### WHAT THE TASK ASKS
Copy each line holding the string "Component".

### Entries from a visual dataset
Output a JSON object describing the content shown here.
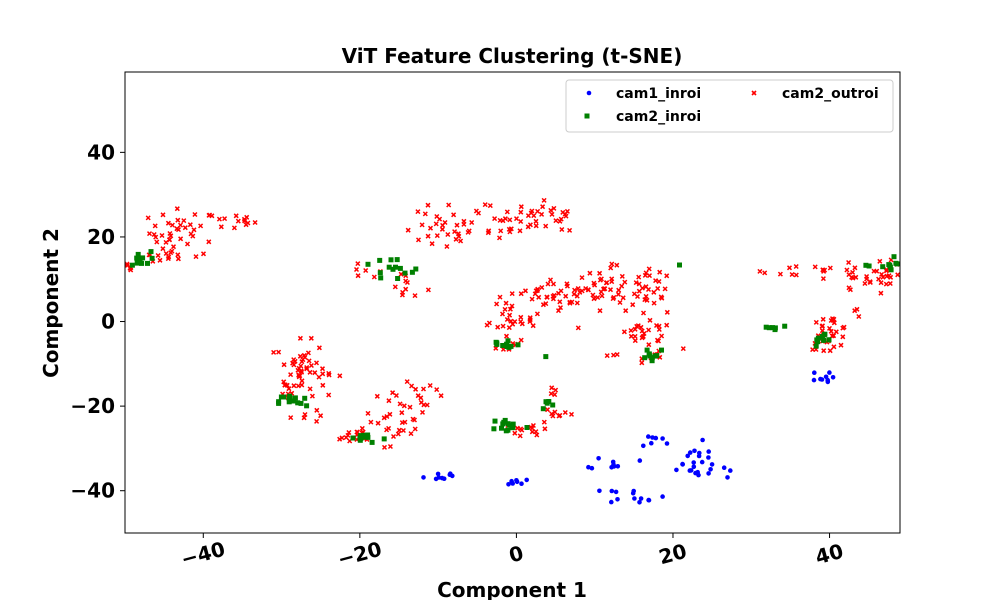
{
  "chart_data": {
    "type": "scatter",
    "title": "ViT Feature Clustering (t-SNE)",
    "xlabel": "Component 1",
    "ylabel": "Component 2",
    "xlim": [
      -50,
      49
    ],
    "ylim": [
      -50,
      59
    ],
    "xticks": [
      -40,
      -20,
      0,
      20,
      40
    ],
    "yticks": [
      -40,
      -20,
      0,
      20,
      40
    ],
    "xtick_labels": [
      "−40",
      "−20",
      "0",
      "20",
      "40"
    ],
    "ytick_labels": [
      "−40",
      "−20",
      "0",
      "20",
      "40"
    ],
    "grid": false,
    "legend": {
      "location": "upper right",
      "columns": 2
    },
    "series": [
      {
        "name": "cam1_inroi",
        "color": "#0000ff",
        "marker": "circle",
        "clusters": [
          {
            "cx": -9.5,
            "cy": -36.5,
            "sx": 1.1,
            "sy": 0.6,
            "n": 9
          },
          {
            "cx": 0.0,
            "cy": -37.5,
            "sx": 0.6,
            "sy": 0.6,
            "n": 7
          },
          {
            "cx": 12.5,
            "cy": -33.5,
            "sx": 1.5,
            "sy": 0.8,
            "n": 9
          },
          {
            "cx": 15.0,
            "cy": -41.0,
            "sx": 2.0,
            "sy": 0.9,
            "n": 13
          },
          {
            "cx": 17.5,
            "cy": -28.5,
            "sx": 1.2,
            "sy": 1.0,
            "n": 7
          },
          {
            "cx": 22.5,
            "cy": -33.5,
            "sx": 2.0,
            "sy": 2.5,
            "n": 22
          },
          {
            "cx": 26.5,
            "cy": -35.5,
            "sx": 0.4,
            "sy": 0.7,
            "n": 3
          },
          {
            "cx": 38.7,
            "cy": -13.5,
            "sx": 0.8,
            "sy": 0.8,
            "n": 9
          }
        ]
      },
      {
        "name": "cam2_inroi",
        "color": "#008000",
        "marker": "square",
        "clusters": [
          {
            "cx": -48.3,
            "cy": 14.5,
            "sx": 0.8,
            "sy": 1.0,
            "n": 12
          },
          {
            "cx": -16.5,
            "cy": 12.0,
            "sx": 2.5,
            "sy": 1.6,
            "n": 14
          },
          {
            "cx": -28.5,
            "cy": -19.0,
            "sx": 0.9,
            "sy": 1.0,
            "n": 14
          },
          {
            "cx": -19.5,
            "cy": -27.5,
            "sx": 1.5,
            "sy": 0.6,
            "n": 14
          },
          {
            "cx": -1.5,
            "cy": -5.5,
            "sx": 1.0,
            "sy": 0.7,
            "n": 12
          },
          {
            "cx": 3.8,
            "cy": -8.5,
            "sx": 0.2,
            "sy": 0.2,
            "n": 1
          },
          {
            "cx": -1.0,
            "cy": -24.5,
            "sx": 1.1,
            "sy": 0.9,
            "n": 14
          },
          {
            "cx": 4.0,
            "cy": -19.5,
            "sx": 0.4,
            "sy": 0.7,
            "n": 5
          },
          {
            "cx": 17.5,
            "cy": -7.5,
            "sx": 0.9,
            "sy": 0.8,
            "n": 10
          },
          {
            "cx": 20.8,
            "cy": 13.5,
            "sx": 0.1,
            "sy": 0.1,
            "n": 1
          },
          {
            "cx": 32.5,
            "cy": -1.5,
            "sx": 1.2,
            "sy": 0.5,
            "n": 6
          },
          {
            "cx": 39.5,
            "cy": -4.5,
            "sx": 1.0,
            "sy": 0.8,
            "n": 10
          },
          {
            "cx": 47.5,
            "cy": 13.0,
            "sx": 1.3,
            "sy": 1.3,
            "n": 14
          }
        ]
      },
      {
        "name": "cam2_outroi",
        "color": "#ff0000",
        "marker": "x",
        "clusters": [
          {
            "cx": -49.5,
            "cy": 12.5,
            "sx": 0.6,
            "sy": 0.8,
            "n": 6
          },
          {
            "cx": -45.5,
            "cy": 15.5,
            "sx": 1.2,
            "sy": 0.9,
            "n": 10
          },
          {
            "cx": -42.5,
            "cy": 21.0,
            "sx": 2.2,
            "sy": 2.8,
            "n": 40
          },
          {
            "cx": -36.0,
            "cy": 23.5,
            "sx": 1.8,
            "sy": 0.9,
            "n": 12
          },
          {
            "cx": -19.5,
            "cy": 11.5,
            "sx": 1.2,
            "sy": 1.0,
            "n": 6
          },
          {
            "cx": -14.0,
            "cy": 8.5,
            "sx": 1.3,
            "sy": 1.8,
            "n": 10
          },
          {
            "cx": -10.0,
            "cy": 21.0,
            "sx": 2.2,
            "sy": 2.3,
            "n": 22
          },
          {
            "cx": -2.5,
            "cy": 24.5,
            "sx": 4.0,
            "sy": 2.8,
            "n": 42
          },
          {
            "cx": 6.0,
            "cy": 24.5,
            "sx": 1.6,
            "sy": 2.2,
            "n": 14
          },
          {
            "cx": -27.5,
            "cy": -11.0,
            "sx": 1.6,
            "sy": 3.2,
            "n": 45
          },
          {
            "cx": -24.0,
            "cy": -12.5,
            "sx": 0.8,
            "sy": 0.8,
            "n": 4
          },
          {
            "cx": -29.5,
            "cy": -16.0,
            "sx": 1.0,
            "sy": 1.2,
            "n": 8
          },
          {
            "cx": -27.0,
            "cy": -22.0,
            "sx": 0.9,
            "sy": 1.0,
            "n": 6
          },
          {
            "cx": -20.0,
            "cy": -27.0,
            "sx": 1.8,
            "sy": 1.0,
            "n": 16
          },
          {
            "cx": -15.0,
            "cy": -22.5,
            "sx": 1.8,
            "sy": 3.3,
            "n": 30
          },
          {
            "cx": -11.5,
            "cy": -17.0,
            "sx": 1.4,
            "sy": 2.2,
            "n": 10
          },
          {
            "cx": -1.0,
            "cy": 0.0,
            "sx": 1.7,
            "sy": 3.0,
            "n": 30
          },
          {
            "cx": 3.5,
            "cy": 4.0,
            "sx": 2.0,
            "sy": 2.5,
            "n": 24
          },
          {
            "cx": 8.0,
            "cy": 7.5,
            "sx": 2.6,
            "sy": 2.8,
            "n": 30
          },
          {
            "cx": 13.5,
            "cy": 7.0,
            "sx": 3.0,
            "sy": 3.0,
            "n": 40
          },
          {
            "cx": 17.5,
            "cy": 6.5,
            "sx": 1.2,
            "sy": 2.8,
            "n": 14
          },
          {
            "cx": 16.5,
            "cy": -3.0,
            "sx": 1.8,
            "sy": 1.5,
            "n": 24
          },
          {
            "cx": 18.0,
            "cy": -8.0,
            "sx": 0.9,
            "sy": 0.8,
            "n": 8
          },
          {
            "cx": 12.0,
            "cy": -8.0,
            "sx": 0.4,
            "sy": 0.3,
            "n": 3
          },
          {
            "cx": 21.5,
            "cy": -6.5,
            "sx": 0.2,
            "sy": 0.2,
            "n": 1
          },
          {
            "cx": 2.0,
            "cy": -25.5,
            "sx": 1.4,
            "sy": 0.9,
            "n": 14
          },
          {
            "cx": 5.5,
            "cy": -21.5,
            "sx": 1.0,
            "sy": 0.6,
            "n": 8
          },
          {
            "cx": 4.5,
            "cy": -16.0,
            "sx": 0.4,
            "sy": 0.7,
            "n": 4
          },
          {
            "cx": 35.5,
            "cy": 12.0,
            "sx": 2.0,
            "sy": 0.7,
            "n": 8
          },
          {
            "cx": 39.5,
            "cy": 12.0,
            "sx": 1.0,
            "sy": 0.3,
            "n": 4
          },
          {
            "cx": 40.0,
            "cy": -2.5,
            "sx": 1.3,
            "sy": 2.0,
            "n": 30
          },
          {
            "cx": 44.5,
            "cy": 10.0,
            "sx": 2.4,
            "sy": 1.8,
            "n": 28
          },
          {
            "cx": 48.0,
            "cy": 12.5,
            "sx": 1.0,
            "sy": 1.2,
            "n": 10
          },
          {
            "cx": 43.5,
            "cy": 2.5,
            "sx": 0.4,
            "sy": 0.6,
            "n": 3
          }
        ]
      }
    ]
  }
}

### EXERCISE RESULT
    "xlabel": "Component 1",
    "ylabel": "Component 2",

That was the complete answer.